>> begin Information given

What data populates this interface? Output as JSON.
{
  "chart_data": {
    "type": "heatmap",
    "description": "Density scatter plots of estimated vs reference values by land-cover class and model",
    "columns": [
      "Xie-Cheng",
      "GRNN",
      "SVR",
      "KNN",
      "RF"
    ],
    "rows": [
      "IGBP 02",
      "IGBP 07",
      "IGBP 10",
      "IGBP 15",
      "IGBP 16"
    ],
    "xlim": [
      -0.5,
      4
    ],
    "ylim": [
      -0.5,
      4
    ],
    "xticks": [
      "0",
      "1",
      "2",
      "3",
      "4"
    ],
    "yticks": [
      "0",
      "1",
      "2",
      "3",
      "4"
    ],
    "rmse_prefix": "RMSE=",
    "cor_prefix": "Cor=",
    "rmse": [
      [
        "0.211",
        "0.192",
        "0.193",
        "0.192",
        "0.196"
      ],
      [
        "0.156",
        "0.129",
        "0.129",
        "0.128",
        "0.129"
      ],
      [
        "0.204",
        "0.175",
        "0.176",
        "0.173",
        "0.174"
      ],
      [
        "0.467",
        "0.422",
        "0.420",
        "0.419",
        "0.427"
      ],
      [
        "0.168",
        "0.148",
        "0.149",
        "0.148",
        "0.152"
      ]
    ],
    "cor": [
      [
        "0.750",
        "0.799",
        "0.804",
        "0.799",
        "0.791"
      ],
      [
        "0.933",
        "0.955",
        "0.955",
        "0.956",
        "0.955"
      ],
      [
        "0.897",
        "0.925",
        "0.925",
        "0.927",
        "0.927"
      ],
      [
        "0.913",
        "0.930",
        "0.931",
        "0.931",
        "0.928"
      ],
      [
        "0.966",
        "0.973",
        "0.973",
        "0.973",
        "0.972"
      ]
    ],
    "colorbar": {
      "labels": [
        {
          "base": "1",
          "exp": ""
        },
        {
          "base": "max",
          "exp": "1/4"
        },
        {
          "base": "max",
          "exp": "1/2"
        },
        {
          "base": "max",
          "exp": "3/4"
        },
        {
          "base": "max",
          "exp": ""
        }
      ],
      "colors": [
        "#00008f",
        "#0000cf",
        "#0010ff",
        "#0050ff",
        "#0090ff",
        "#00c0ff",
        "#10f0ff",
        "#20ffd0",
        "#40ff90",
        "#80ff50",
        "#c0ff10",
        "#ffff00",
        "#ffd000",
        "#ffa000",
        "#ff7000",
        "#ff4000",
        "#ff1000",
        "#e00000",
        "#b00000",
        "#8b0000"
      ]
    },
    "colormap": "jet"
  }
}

>> end Information given

Aim: Search the lines above for the string "IGBP" and copy each line that has it.

Output below:
      "IGBP 02",
      "IGBP 07",
      "IGBP 10",
      "IGBP 15",
      "IGBP 16"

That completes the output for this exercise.